- [To be done]:
Here are some entries; quote each one exactly.
## Start Dataset rows
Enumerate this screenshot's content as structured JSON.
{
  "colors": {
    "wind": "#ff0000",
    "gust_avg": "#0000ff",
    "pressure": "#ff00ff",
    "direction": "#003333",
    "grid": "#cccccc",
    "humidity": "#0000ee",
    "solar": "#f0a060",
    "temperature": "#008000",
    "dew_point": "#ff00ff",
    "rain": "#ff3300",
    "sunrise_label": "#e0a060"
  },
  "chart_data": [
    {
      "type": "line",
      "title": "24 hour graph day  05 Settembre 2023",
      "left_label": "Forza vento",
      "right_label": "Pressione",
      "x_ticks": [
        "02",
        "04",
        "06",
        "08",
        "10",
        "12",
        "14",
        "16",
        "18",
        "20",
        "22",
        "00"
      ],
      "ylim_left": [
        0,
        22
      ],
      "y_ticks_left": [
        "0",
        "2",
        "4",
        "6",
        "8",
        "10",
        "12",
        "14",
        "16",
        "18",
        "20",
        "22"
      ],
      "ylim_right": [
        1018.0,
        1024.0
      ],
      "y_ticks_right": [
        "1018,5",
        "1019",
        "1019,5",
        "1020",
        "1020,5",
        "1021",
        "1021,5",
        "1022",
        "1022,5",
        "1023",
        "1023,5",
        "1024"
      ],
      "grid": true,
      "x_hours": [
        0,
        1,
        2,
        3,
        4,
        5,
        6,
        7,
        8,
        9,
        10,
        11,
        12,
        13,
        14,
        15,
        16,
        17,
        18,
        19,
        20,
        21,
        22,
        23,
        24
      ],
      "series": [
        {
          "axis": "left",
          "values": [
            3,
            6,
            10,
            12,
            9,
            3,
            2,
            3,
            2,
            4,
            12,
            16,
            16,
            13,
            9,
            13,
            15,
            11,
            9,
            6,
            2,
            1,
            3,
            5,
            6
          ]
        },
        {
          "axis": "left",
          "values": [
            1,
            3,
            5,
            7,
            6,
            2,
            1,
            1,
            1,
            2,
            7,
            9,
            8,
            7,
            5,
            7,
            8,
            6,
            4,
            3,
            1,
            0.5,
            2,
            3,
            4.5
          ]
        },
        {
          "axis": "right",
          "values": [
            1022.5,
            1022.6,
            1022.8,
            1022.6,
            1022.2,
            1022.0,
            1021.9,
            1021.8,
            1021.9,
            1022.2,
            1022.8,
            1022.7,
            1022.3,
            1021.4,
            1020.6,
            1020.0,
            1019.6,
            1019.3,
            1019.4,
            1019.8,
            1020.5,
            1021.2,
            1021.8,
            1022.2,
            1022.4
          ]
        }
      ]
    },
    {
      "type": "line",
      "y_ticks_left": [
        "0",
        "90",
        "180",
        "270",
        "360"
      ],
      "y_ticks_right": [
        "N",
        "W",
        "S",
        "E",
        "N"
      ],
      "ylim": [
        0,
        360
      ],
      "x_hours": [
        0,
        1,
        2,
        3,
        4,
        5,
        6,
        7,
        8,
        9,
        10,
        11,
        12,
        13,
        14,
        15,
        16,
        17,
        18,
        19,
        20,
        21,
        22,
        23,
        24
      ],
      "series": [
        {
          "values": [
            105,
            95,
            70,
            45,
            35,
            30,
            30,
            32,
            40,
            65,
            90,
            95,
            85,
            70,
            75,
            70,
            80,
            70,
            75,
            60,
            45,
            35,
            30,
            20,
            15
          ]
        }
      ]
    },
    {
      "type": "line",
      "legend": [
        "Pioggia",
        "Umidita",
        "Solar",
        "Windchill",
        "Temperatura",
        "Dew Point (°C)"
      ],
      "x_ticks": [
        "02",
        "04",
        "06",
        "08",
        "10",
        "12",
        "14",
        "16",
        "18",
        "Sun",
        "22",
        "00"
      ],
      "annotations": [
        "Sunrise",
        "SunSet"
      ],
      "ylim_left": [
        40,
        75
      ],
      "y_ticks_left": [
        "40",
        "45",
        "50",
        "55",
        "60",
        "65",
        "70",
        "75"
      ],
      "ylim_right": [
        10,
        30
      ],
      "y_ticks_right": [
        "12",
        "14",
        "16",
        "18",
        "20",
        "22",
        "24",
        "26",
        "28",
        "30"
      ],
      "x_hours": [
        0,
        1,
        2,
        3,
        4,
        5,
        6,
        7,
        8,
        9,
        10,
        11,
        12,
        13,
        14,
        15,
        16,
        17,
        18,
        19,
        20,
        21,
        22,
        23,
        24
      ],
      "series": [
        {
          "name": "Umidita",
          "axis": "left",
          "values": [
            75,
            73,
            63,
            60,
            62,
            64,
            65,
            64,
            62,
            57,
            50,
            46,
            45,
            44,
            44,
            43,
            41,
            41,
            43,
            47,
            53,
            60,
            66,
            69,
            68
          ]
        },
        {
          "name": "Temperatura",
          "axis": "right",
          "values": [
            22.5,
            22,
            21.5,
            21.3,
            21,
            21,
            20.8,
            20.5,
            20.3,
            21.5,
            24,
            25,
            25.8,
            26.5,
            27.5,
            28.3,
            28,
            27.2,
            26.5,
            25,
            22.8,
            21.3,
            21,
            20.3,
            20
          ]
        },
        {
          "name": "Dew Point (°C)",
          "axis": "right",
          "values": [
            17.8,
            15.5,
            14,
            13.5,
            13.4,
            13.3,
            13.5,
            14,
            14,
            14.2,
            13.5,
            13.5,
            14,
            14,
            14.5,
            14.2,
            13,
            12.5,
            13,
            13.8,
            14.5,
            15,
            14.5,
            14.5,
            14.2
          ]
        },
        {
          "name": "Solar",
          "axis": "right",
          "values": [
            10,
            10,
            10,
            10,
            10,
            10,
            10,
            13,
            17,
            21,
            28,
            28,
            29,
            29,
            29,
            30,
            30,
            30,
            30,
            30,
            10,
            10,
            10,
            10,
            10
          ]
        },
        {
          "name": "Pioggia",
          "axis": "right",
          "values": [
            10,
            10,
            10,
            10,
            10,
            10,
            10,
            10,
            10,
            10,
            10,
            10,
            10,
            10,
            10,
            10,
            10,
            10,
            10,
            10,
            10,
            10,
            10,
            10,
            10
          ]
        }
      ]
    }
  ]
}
## End Dataset rows
- [Task answer]:
Enumerate this screenshot's content as structured JSON.
{
  "colors": {
    "wind": "#ff0000",
    "gust_avg": "#0000ff",
    "pressure": "#ff00ff",
    "direction": "#003333",
    "grid": "#cccccc",
    "humidity": "#0000ee",
    "solar": "#f0a060",
    "temperature": "#008000",
    "dew_point": "#ff00ff",
    "rain": "#ff3300",
    "sunrise_label": "#e0a060"
  },
  "chart_data": [
    {
      "type": "line",
      "title": "24 hour graph day  05 Settembre 2023",
      "left_label": "Forza vento",
      "right_label": "Pressione",
      "x_ticks": [
        "02",
        "04",
        "06",
        "08",
        "10",
        "12",
        "14",
        "16",
        "18",
        "20",
        "22",
        "00"
      ],
      "ylim_left": [
        0,
        22
      ],
      "y_ticks_left": [
        "0",
        "2",
        "4",
        "6",
        "8",
        "10",
        "12",
        "14",
        "16",
        "18",
        "20",
        "22"
      ],
      "ylim_right": [
        1018.0,
        1024.0
      ],
      "y_ticks_right": [
        "1018,5",
        "1019",
        "1019,5",
        "1020",
        "1020,5",
        "1021",
        "1021,5",
        "1022",
        "1022,5",
        "1023",
        "1023,5",
        "1024"
      ],
      "grid": true,
      "x_hours": [
        0,
        1,
        2,
        3,
        4,
        5,
        6,
        7,
        8,
        9,
        10,
        11,
        12,
        13,
        14,
        15,
        16,
        17,
        18,
        19,
        20,
        21,
        22,
        23,
        24
      ],
      "series": [
        {
          "axis": "left",
          "values": [
            3,
            6,
            10,
            12,
            9,
            3,
            2,
            3,
            2,
            4,
            12,
            16,
            16,
            13,
            9,
            13,
            15,
            11,
            9,
            6,
            2,
            1,
            3,
            5,
            6
          ]
        },
        {
          "axis": "left",
          "values": [
            1,
            3,
            5,
            7,
            6,
            2,
            1,
            1,
            1,
            2,
            7,
            9,
            8,
            7,
            5,
            7,
            8,
            6,
            4,
            3,
            1,
            0.5,
            2,
            3,
            4.5
          ]
        },
        {
          "axis": "right",
          "values": [
            1022.5,
            1022.6,
            1022.8,
            1022.6,
            1022.2,
            1022.0,
            1021.9,
            1021.8,
            1021.9,
            1022.2,
            1022.8,
            1022.7,
            1022.3,
            1021.4,
            1020.6,
            1020.0,
            1019.6,
            1019.3,
            1019.4,
            1019.8,
            1020.5,
            1021.2,
            1021.8,
            1022.2,
            1022.4
          ]
        }
      ]
    },
    {
      "type": "line",
      "y_ticks_left": [
        "0",
        "90",
        "180",
        "270",
        "360"
      ],
      "y_ticks_right": [
        "N",
        "W",
        "S",
        "E",
        "N"
      ],
      "ylim": [
        0,
        360
      ],
      "x_hours": [
        0,
        1,
        2,
        3,
        4,
        5,
        6,
        7,
        8,
        9,
        10,
        11,
        12,
        13,
        14,
        15,
        16,
        17,
        18,
        19,
        20,
        21,
        22,
        23,
        24
      ],
      "series": [
        {
          "values": [
            105,
            95,
            70,
            45,
            35,
            30,
            30,
            32,
            40,
            65,
            90,
            95,
            85,
            70,
            75,
            70,
            80,
            70,
            75,
            60,
            45,
            35,
            30,
            20,
            15
          ]
        }
      ]
    },
    {
      "type": "line",
      "legend": [
        "Pioggia",
        "Umidita",
        "Solar",
        "Windchill",
        "Temperatura",
        "Dew Point (°C)"
      ],
      "x_ticks": [
        "02",
        "04",
        "06",
        "08",
        "10",
        "12",
        "14",
        "16",
        "18",
        "Sun",
        "22",
        "00"
      ],
      "annotations": [
        "Sunrise",
        "SunSet"
      ],
      "ylim_left": [
        40,
        75
      ],
      "y_ticks_left": [
        "40",
        "45",
        "50",
        "55",
        "60",
        "65",
        "70",
        "75"
      ],
      "ylim_right": [
        10,
        30
      ],
      "y_ticks_right": [
        "12",
        "14",
        "16",
        "18",
        "20",
        "22",
        "24",
        "26",
        "28",
        "30"
      ],
      "x_hours": [
        0,
        1,
        2,
        3,
        4,
        5,
        6,
        7,
        8,
        9,
        10,
        11,
        12,
        13,
        14,
        15,
        16,
        17,
        18,
        19,
        20,
        21,
        22,
        23,
        24
      ],
      "series": [
        {
          "name": "Umidita",
          "axis": "left",
          "values": [
            75,
            73,
            63,
            60,
            62,
            64,
            65,
            64,
            62,
            57,
            50,
            46,
            45,
            44,
            44,
            43,
            41,
            41,
            43,
            47,
            53,
            60,
            66,
            69,
            68
          ]
        },
        {
          "name": "Temperatura",
          "axis": "right",
          "values": [
            22.5,
            22,
            21.5,
            21.3,
            21,
            21,
            20.8,
            20.5,
            20.3,
            21.5,
            24,
            25,
            25.8,
            26.5,
            27.5,
            28.3,
            28,
            27.2,
            26.5,
            25,
            22.8,
            21.3,
            21,
            20.3,
            20
          ]
        },
        {
          "name": "Dew Point (°C)",
          "axis": "right",
          "values": [
            17.8,
            15.5,
            14,
            13.5,
            13.4,
            13.3,
            13.5,
            14,
            14,
            14.2,
            13.5,
            13.5,
            14,
            14,
            14.5,
            14.2,
            13,
            12.5,
            13,
            13.8,
            14.5,
            15,
            14.5,
            14.5,
            14.2
          ]
        },
        {
          "name": "Solar",
          "axis": "right",
          "values": [
            10,
            10,
            10,
            10,
            10,
            10,
            10,
            13,
            17,
            21,
            28,
            28,
            29,
            29,
            29,
            30,
            30,
            30,
            30,
            30,
            10,
            10,
            10,
            10,
            10
          ]
        },
        {
          "name": "Pioggia",
          "axis": "right",
          "values": [
            10,
            10,
            10,
            10,
            10,
            10,
            10,
            10,
            10,
            10,
            10,
            10,
            10,
            10,
            10,
            10,
            10,
            10,
            10,
            10,
            10,
            10,
            10,
            10,
            10
          ]
        }
      ]
    }
  ]
}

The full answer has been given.